▸ **Set problem**:
Every record should be repeated exactly, except that pictures are left out.

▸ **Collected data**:
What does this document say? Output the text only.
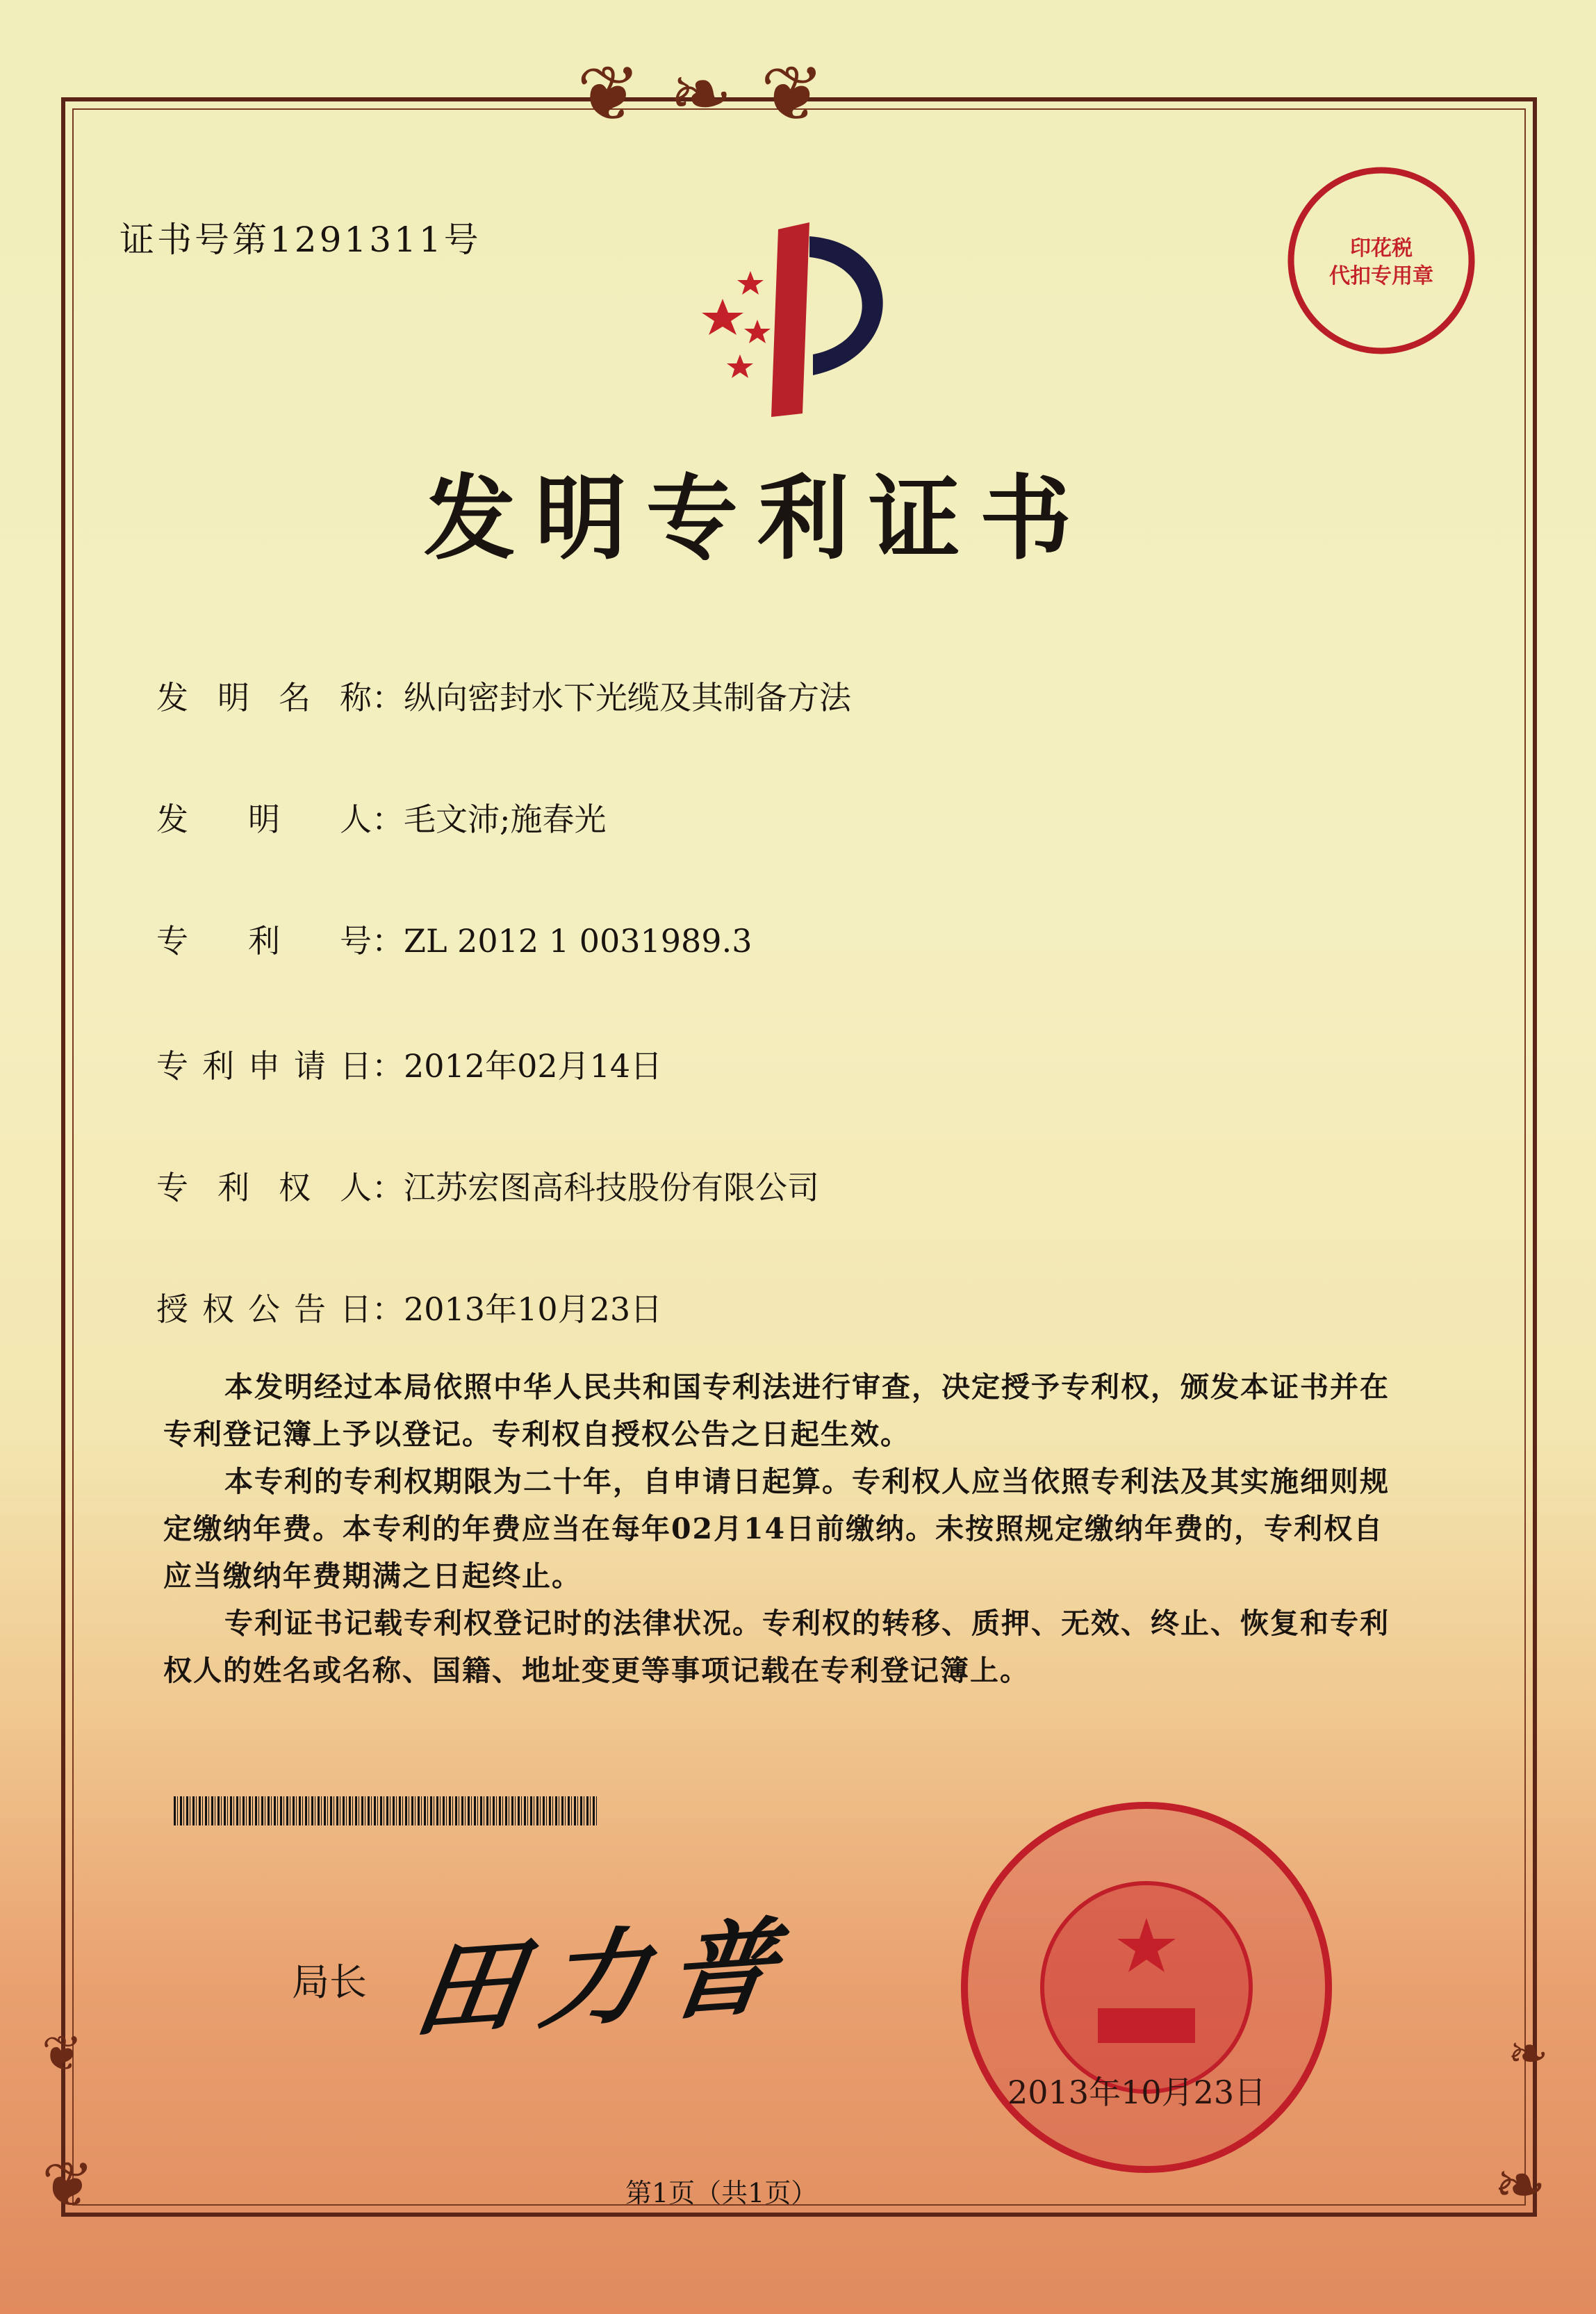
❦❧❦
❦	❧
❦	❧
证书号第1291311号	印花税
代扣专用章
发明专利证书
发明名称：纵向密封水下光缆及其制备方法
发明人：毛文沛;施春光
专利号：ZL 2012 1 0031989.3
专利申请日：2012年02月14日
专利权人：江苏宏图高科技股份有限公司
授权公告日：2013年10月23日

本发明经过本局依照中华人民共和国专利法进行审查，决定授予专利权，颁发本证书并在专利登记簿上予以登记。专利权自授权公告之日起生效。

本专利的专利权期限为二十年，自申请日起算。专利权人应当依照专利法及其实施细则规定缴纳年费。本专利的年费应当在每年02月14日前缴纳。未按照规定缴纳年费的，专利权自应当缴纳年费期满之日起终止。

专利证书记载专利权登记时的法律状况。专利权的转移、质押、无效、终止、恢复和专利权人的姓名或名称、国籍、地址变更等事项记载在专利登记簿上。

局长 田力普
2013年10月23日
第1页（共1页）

▸ **Task solution**:
What does this document say? Output the text only.
❦❧❦
❦	❧
❦	❧
证书号第1291311号	印花税
代扣专用章
发明专利证书
发明名称：纵向密封水下光缆及其制备方法
发明人：毛文沛;施春光
专利号：ZL 2012 1 0031989.3
专利申请日：2012年02月14日
专利权人：江苏宏图高科技股份有限公司
授权公告日：2013年10月23日

本发明经过本局依照中华人民共和国专利法进行审查，决定授予专利权，颁发本证书并在专利登记簿上予以登记。专利权自授权公告之日起生效。

本专利的专利权期限为二十年，自申请日起算。专利权人应当依照专利法及其实施细则规定缴纳年费。本专利的年费应当在每年02月14日前缴纳。未按照规定缴纳年费的，专利权自应当缴纳年费期满之日起终止。

专利证书记载专利权登记时的法律状况。专利权的转移、质押、无效、终止、恢复和专利权人的姓名或名称、国籍、地址变更等事项记载在专利登记簿上。

局长 田力普
2013年10月23日
第1页（共1页）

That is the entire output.